*What you have to do*: Rewrite every entry below, substituting "floor plan" for "screenshot" and keeping everything else the same. Leave the pictures out of your answer.

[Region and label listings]

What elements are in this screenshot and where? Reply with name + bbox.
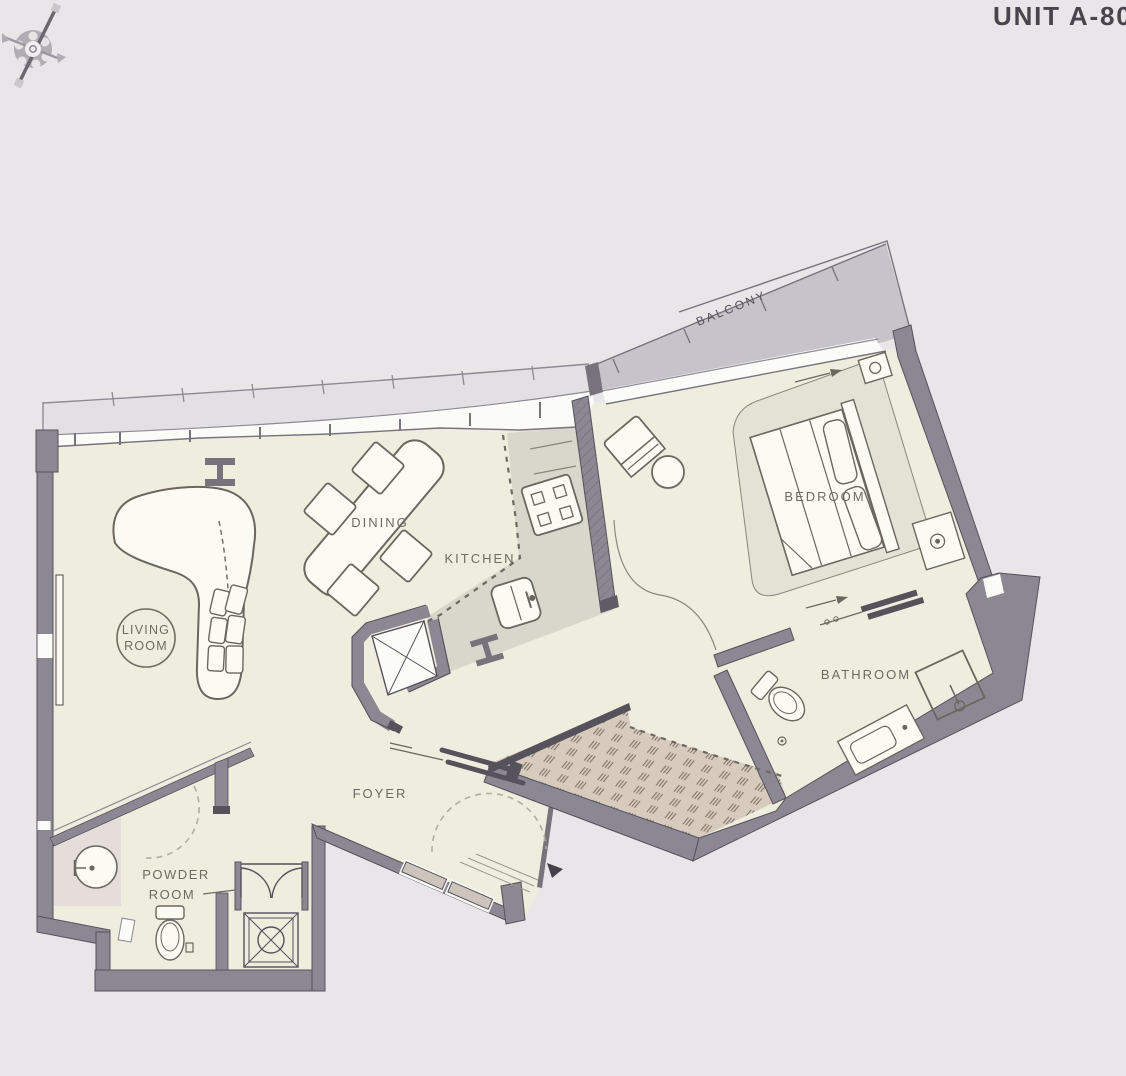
svg-text:POWDER: POWDER [142,867,210,882]
svg-text:ROOM: ROOM [124,639,168,653]
svg-text:ROOM: ROOM [149,887,195,902]
svg-text:FOYER: FOYER [353,786,408,801]
svg-text:DINING: DINING [351,515,409,530]
svg-text:BEDROOM: BEDROOM [784,489,865,504]
svg-text:LIVING: LIVING [122,623,170,637]
svg-text:BATHROOM: BATHROOM [821,667,911,682]
svg-text:KITCHEN: KITCHEN [444,551,515,566]
svg-text:UNIT A-800: UNIT A-800 [993,1,1126,31]
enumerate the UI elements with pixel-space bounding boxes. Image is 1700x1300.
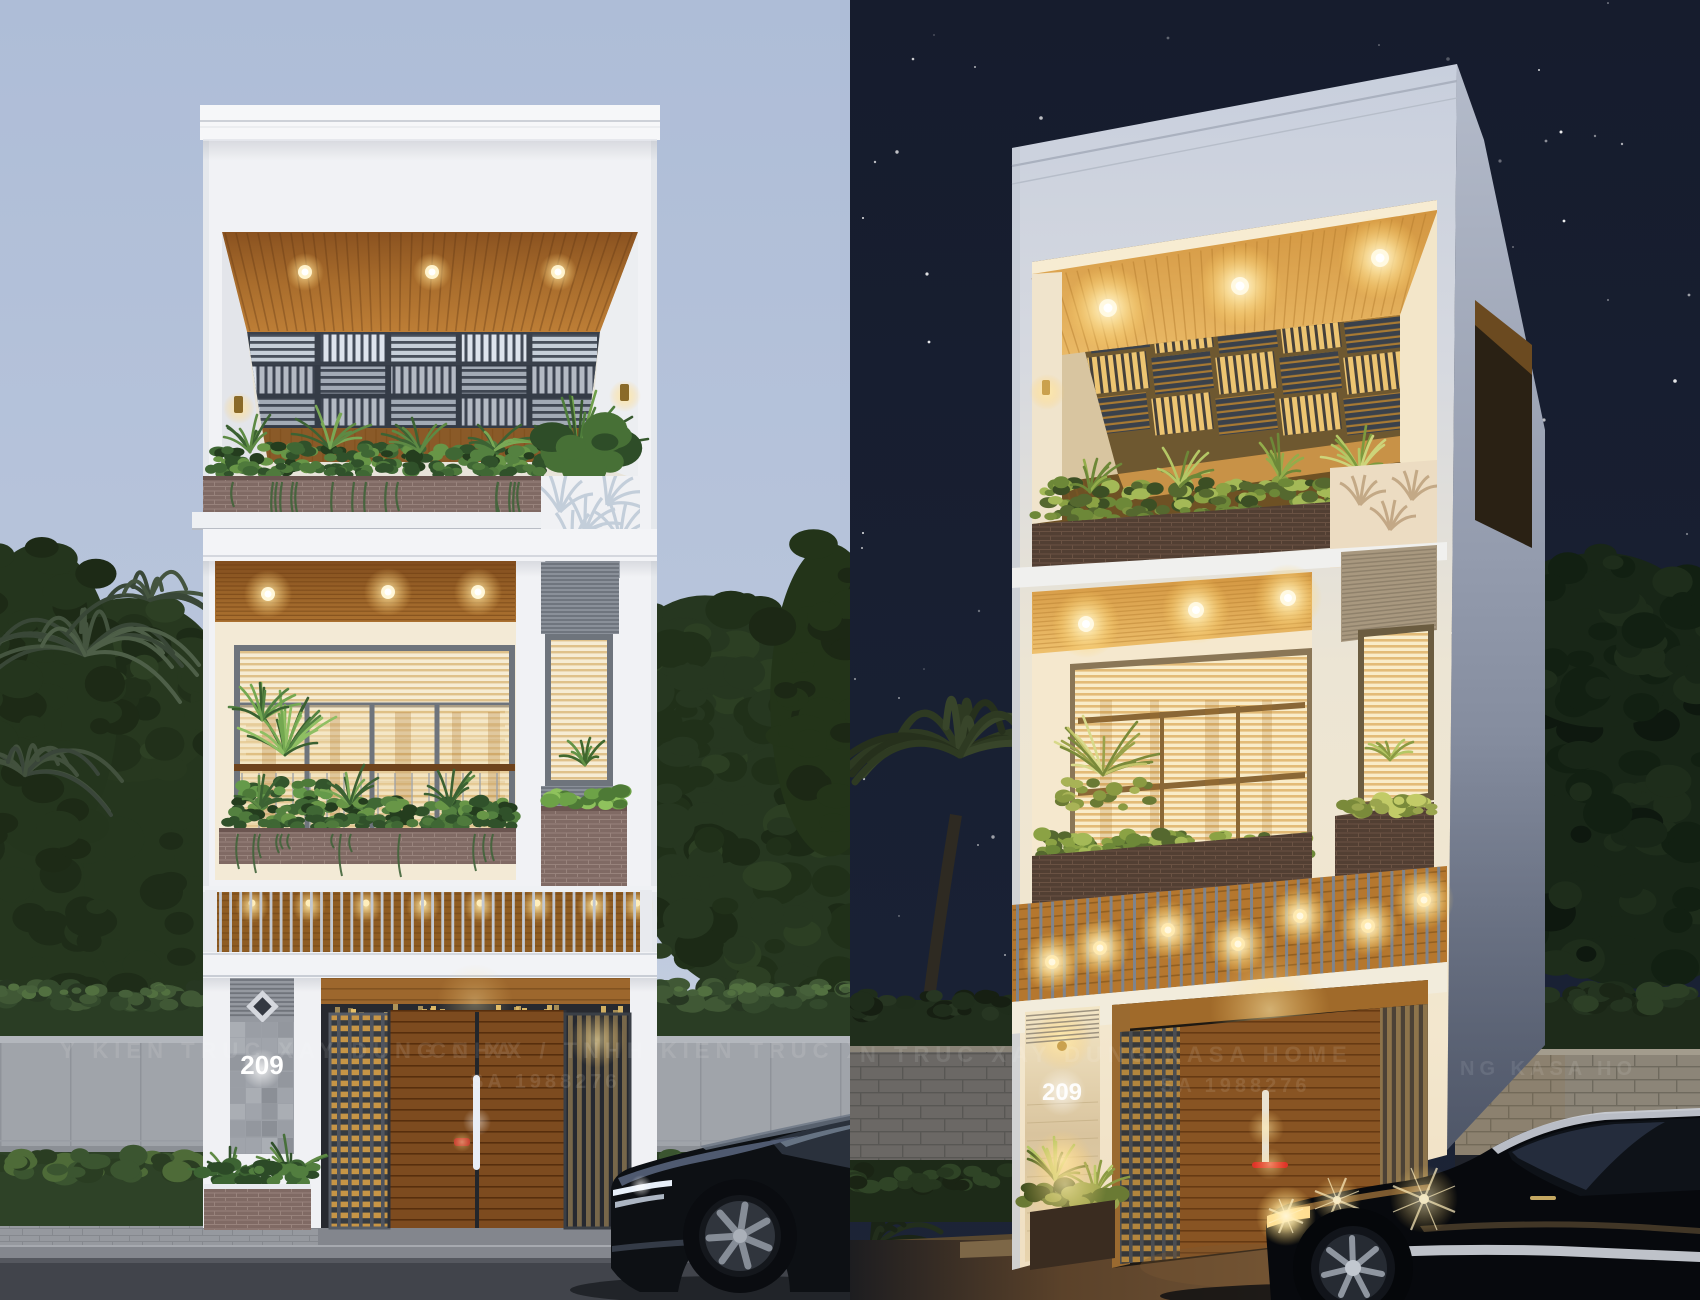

*Solution to the problem*:
What elements are in this floor plan and where? Reply with name + bbox.
svg-text:POWDER: POWDER [142,867,210,882]
svg-text:ROOM: ROOM [124,639,168,653]
svg-text:ROOM: ROOM [149,887,195,902]
svg-text:FOYER: FOYER [353,786,408,801]
svg-text:DINING: DINING [351,515,409,530]
svg-text:BEDROOM: BEDROOM [784,489,865,504]
svg-text:LIVING: LIVING [122,623,170,637]
svg-text:BATHROOM: BATHROOM [821,667,911,682]
svg-text:KITCHEN: KITCHEN [444,551,515,566]
svg-text:UNIT A-800: UNIT A-800 [993,1,1126,31]
enumerate the UI elements with pixel-space bounding boxes. Image is 1700x1300.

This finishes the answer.